> Exercise task: Give the data again exactly as written, skipping any pictures.

> Data excerpts:
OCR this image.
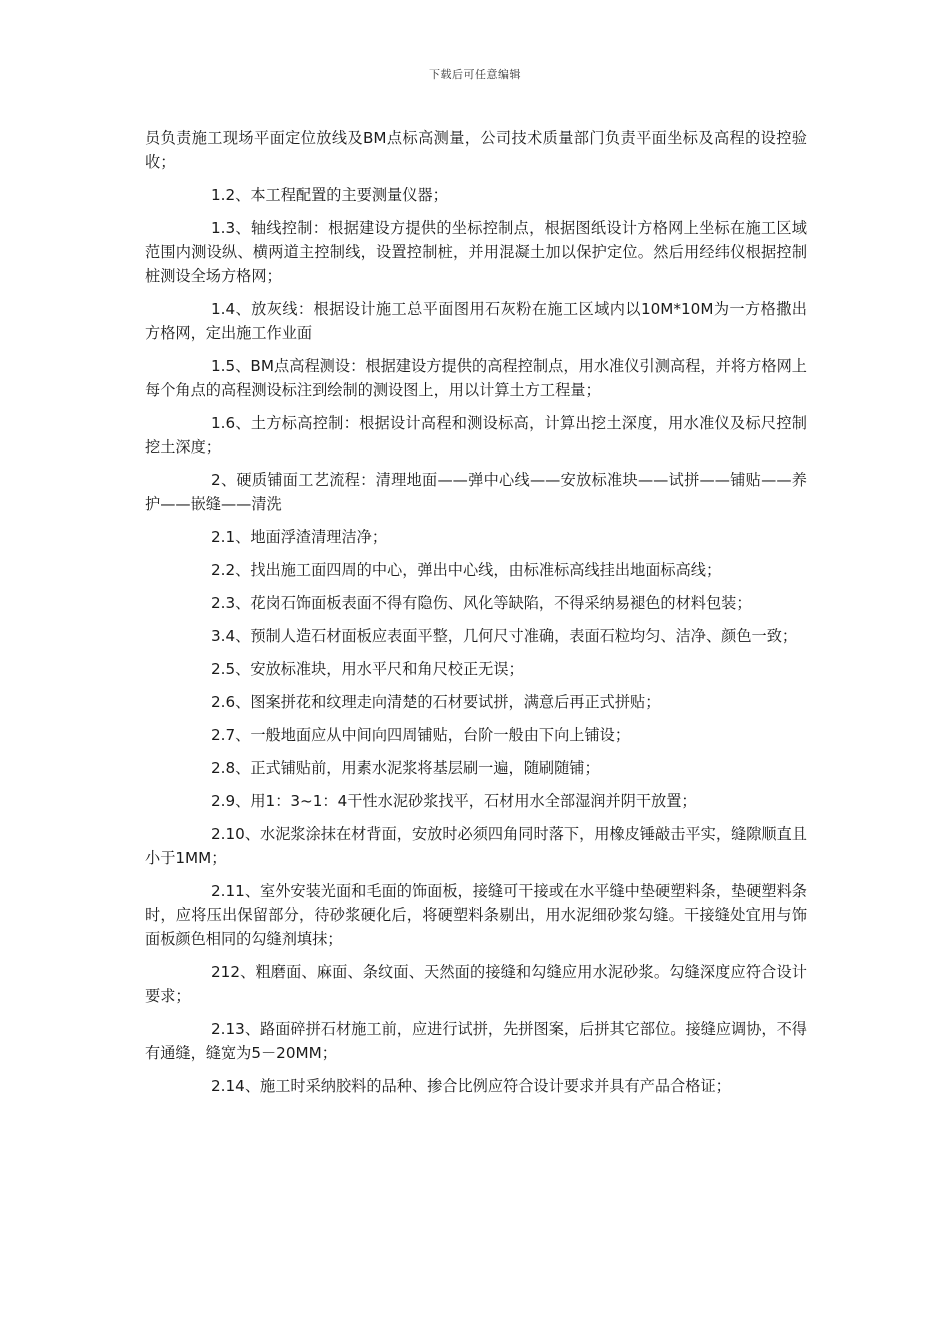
下载后可任意编辑

员负责施工现场平面定位放线及BM点标高测量，公司技术质量部门负责平面坐标及高程的设控验收；

1.2、本工程配置的主要测量仪器；

1.3、轴线控制：根据建设方提供的坐标控制点，根据图纸设计方格网上坐标在施工区域范围内测设纵、横两道主控制线，设置控制桩，并用混凝土加以保护定位。然后用经纬仪根据控制桩测设全场方格网；

1.4、放灰线：根据设计施工总平面图用石灰粉在施工区域内以10M*10M为一方格撒出方格网，定出施工作业面

1.5、BM点高程测设：根据建设方提供的高程控制点，用水准仪引测高程，并将方格网上每个角点的高程测设标注到绘制的测设图上，用以计算土方工程量；

1.6、土方标高控制：根据设计高程和测设标高，计算出挖土深度，用水准仪及标尺控制挖土深度；

2、硬质铺面工艺流程：清理地面——弹中心线——安放标准块——试拼——铺贴——养护——嵌缝——清洗

2.1、地面浮渣清理洁净；

2.2、找出施工面四周的中心，弹出中心线，由标准标高线挂出地面标高线；

2.3、花岗石饰面板表面不得有隐伤、风化等缺陷，不得采纳易褪色的材料包装；

3.4、预制人造石材面板应表面平整，几何尺寸准确，表面石粒均匀、洁净、颜色一致；

2.5、安放标准块，用水平尺和角尺校正无误；

2.6、图案拼花和纹理走向清楚的石材要试拼，满意后再正式拼贴；

2.7、一般地面应从中间向四周铺贴，台阶一般由下向上铺设；

2.8、正式铺贴前，用素水泥浆将基层刷一遍，随刷随铺；

2.9、用1：3~1：4干性水泥砂浆找平，石材用水全部湿润并阴干放置；

2.10、水泥浆涂抹在材背面，安放时必须四角同时落下，用橡皮锤敲击平实，缝隙顺直且小于1MM；

2.11、室外安装光面和毛面的饰面板，接缝可干接或在水平缝中垫硬塑料条，垫硬塑料条时，应将压出保留部分，待砂浆硬化后，将硬塑料条剔出，用水泥细砂浆勾缝。干接缝处宜用与饰面板颜色相同的勾缝剂填抹；

212、粗磨面、麻面、条纹面、天然面的接缝和勾缝应用水泥砂浆。勾缝深度应符合设计要求；

2.13、路面碎拼石材施工前，应进行试拼，先拼图案，后拼其它部位。接缝应调协，不得有通缝，缝宽为5－20MM；

2.14、施工时采纳胶料的品种、掺合比例应符合设计要求并具有产品合格证；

> The response:
OCR this image.
下载后可任意编辑

员负责施工现场平面定位放线及BM点标高测量，公司技术质量部门负责平面坐标及高程的设控验收；

1.2、本工程配置的主要测量仪器；

1.3、轴线控制：根据建设方提供的坐标控制点，根据图纸设计方格网上坐标在施工区域范围内测设纵、横两道主控制线，设置控制桩，并用混凝土加以保护定位。然后用经纬仪根据控制桩测设全场方格网；

1.4、放灰线：根据设计施工总平面图用石灰粉在施工区域内以10M*10M为一方格撒出方格网，定出施工作业面

1.5、BM点高程测设：根据建设方提供的高程控制点，用水准仪引测高程，并将方格网上每个角点的高程测设标注到绘制的测设图上，用以计算土方工程量；

1.6、土方标高控制：根据设计高程和测设标高，计算出挖土深度，用水准仪及标尺控制挖土深度；

2、硬质铺面工艺流程：清理地面——弹中心线——安放标准块——试拼——铺贴——养护——嵌缝——清洗

2.1、地面浮渣清理洁净；

2.2、找出施工面四周的中心，弹出中心线，由标准标高线挂出地面标高线；

2.3、花岗石饰面板表面不得有隐伤、风化等缺陷，不得采纳易褪色的材料包装；

3.4、预制人造石材面板应表面平整，几何尺寸准确，表面石粒均匀、洁净、颜色一致；

2.5、安放标准块，用水平尺和角尺校正无误；

2.6、图案拼花和纹理走向清楚的石材要试拼，满意后再正式拼贴；

2.7、一般地面应从中间向四周铺贴，台阶一般由下向上铺设；

2.8、正式铺贴前，用素水泥浆将基层刷一遍，随刷随铺；

2.9、用1：3~1：4干性水泥砂浆找平，石材用水全部湿润并阴干放置；

2.10、水泥浆涂抹在材背面，安放时必须四角同时落下，用橡皮锤敲击平实，缝隙顺直且小于1MM；

2.11、室外安装光面和毛面的饰面板，接缝可干接或在水平缝中垫硬塑料条，垫硬塑料条时，应将压出保留部分，待砂浆硬化后，将硬塑料条剔出，用水泥细砂浆勾缝。干接缝处宜用与饰面板颜色相同的勾缝剂填抹；

212、粗磨面、麻面、条纹面、天然面的接缝和勾缝应用水泥砂浆。勾缝深度应符合设计要求；

2.13、路面碎拼石材施工前，应进行试拼，先拼图案，后拼其它部位。接缝应调协，不得有通缝，缝宽为5－20MM；

2.14、施工时采纳胶料的品种、掺合比例应符合设计要求并具有产品合格证；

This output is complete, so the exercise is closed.